* [Dataset entries]:
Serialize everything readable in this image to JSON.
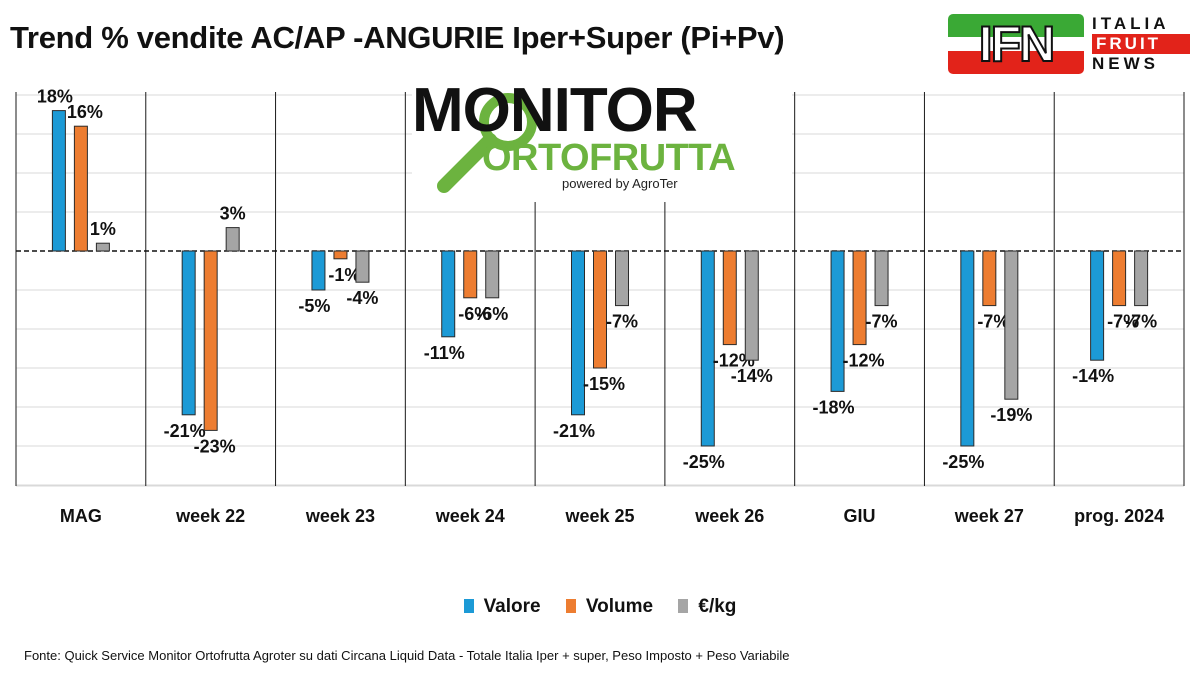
{
  "header": {
    "title": "Trend % vendite AC/AP -ANGURIE  Iper+Super (Pi+Pv)"
  },
  "ifn_logo": {
    "letters": "IFN",
    "words": [
      "ITALIA",
      "FRUIT",
      "NEWS"
    ]
  },
  "monitor_logo": {
    "main": "MONITOR",
    "sub": "ORTOFRUTTA",
    "powered": "powered by AgroTer"
  },
  "source_note": "Fonte: Quick Service Monitor Ortofrutta Agroter su dati Circana Liquid Data - Totale Italia Iper + super, Peso Imposto + Peso Variabile",
  "chart_data": {
    "type": "bar",
    "categories": [
      "MAG",
      "week 22",
      "week 23",
      "week 24",
      "week 25",
      "week 26",
      "GIU",
      "week 27",
      "prog. 2024"
    ],
    "series": [
      {
        "name": "Valore",
        "color": "#1c9ad6",
        "values": [
          18,
          -21,
          -5,
          -11,
          -21,
          -25,
          -18,
          -25,
          -14
        ],
        "labels": [
          "18%",
          "-21%",
          "-5%",
          "-11%",
          "-21%",
          "-25%",
          "-18%",
          "-25%",
          "-14%"
        ]
      },
      {
        "name": "Volume",
        "color": "#ed7d31",
        "values": [
          16,
          -23,
          -1,
          -6,
          -15,
          -12,
          -12,
          -7,
          -7
        ],
        "labels": [
          "16%",
          "-23%",
          "-1%",
          "-6%",
          "-15%",
          "-12%",
          "-12%",
          "-7%",
          "-7%"
        ]
      },
      {
        "name": "€/kg",
        "color": "#a5a5a5",
        "values": [
          1,
          3,
          -4,
          -6,
          -7,
          -14,
          -7,
          -19,
          -7
        ],
        "labels": [
          "1%",
          "3%",
          "-4%",
          "-6%",
          "-7%",
          "-14%",
          "-7%",
          "-19%",
          "-7%"
        ]
      }
    ],
    "ylim": [
      -30,
      20
    ],
    "grid": true,
    "legend": "bottom-center",
    "title": "Trend % vendite AC/AP -ANGURIE  Iper+Super (Pi+Pv)",
    "xlabel": "",
    "ylabel": ""
  }
}
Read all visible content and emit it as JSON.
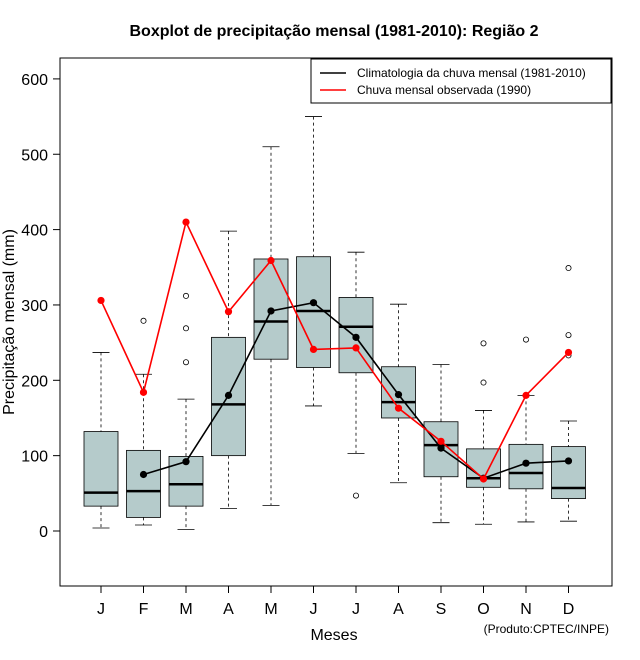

* [Work required]: Copy out all the data without changing anything, and drop the pictures.

* [Result of the task]:
Serialize everything readable in this image to JSON.
{
  "header": {
    "title": "Trend % vendite AC/AP -ANGURIE  Iper+Super (Pi+Pv)"
  },
  "ifn_logo": {
    "letters": "IFN",
    "words": [
      "ITALIA",
      "FRUIT",
      "NEWS"
    ]
  },
  "monitor_logo": {
    "main": "MONITOR",
    "sub": "ORTOFRUTTA",
    "powered": "powered by AgroTer"
  },
  "source_note": "Fonte: Quick Service Monitor Ortofrutta Agroter su dati Circana Liquid Data - Totale Italia Iper + super, Peso Imposto + Peso Variabile",
  "chart_data": {
    "type": "bar",
    "categories": [
      "MAG",
      "week 22",
      "week 23",
      "week 24",
      "week 25",
      "week 26",
      "GIU",
      "week 27",
      "prog. 2024"
    ],
    "series": [
      {
        "name": "Valore",
        "color": "#1c9ad6",
        "values": [
          18,
          -21,
          -5,
          -11,
          -21,
          -25,
          -18,
          -25,
          -14
        ],
        "labels": [
          "18%",
          "-21%",
          "-5%",
          "-11%",
          "-21%",
          "-25%",
          "-18%",
          "-25%",
          "-14%"
        ]
      },
      {
        "name": "Volume",
        "color": "#ed7d31",
        "values": [
          16,
          -23,
          -1,
          -6,
          -15,
          -12,
          -12,
          -7,
          -7
        ],
        "labels": [
          "16%",
          "-23%",
          "-1%",
          "-6%",
          "-15%",
          "-12%",
          "-12%",
          "-7%",
          "-7%"
        ]
      },
      {
        "name": "€/kg",
        "color": "#a5a5a5",
        "values": [
          1,
          3,
          -4,
          -6,
          -7,
          -14,
          -7,
          -19,
          -7
        ],
        "labels": [
          "1%",
          "3%",
          "-4%",
          "-6%",
          "-7%",
          "-14%",
          "-7%",
          "-19%",
          "-7%"
        ]
      }
    ],
    "ylim": [
      -30,
      20
    ],
    "grid": true,
    "legend": "bottom-center",
    "title": "Trend % vendite AC/AP -ANGURIE  Iper+Super (Pi+Pv)",
    "xlabel": "",
    "ylabel": ""
  }
}
Read all visible content and emit it as JSON.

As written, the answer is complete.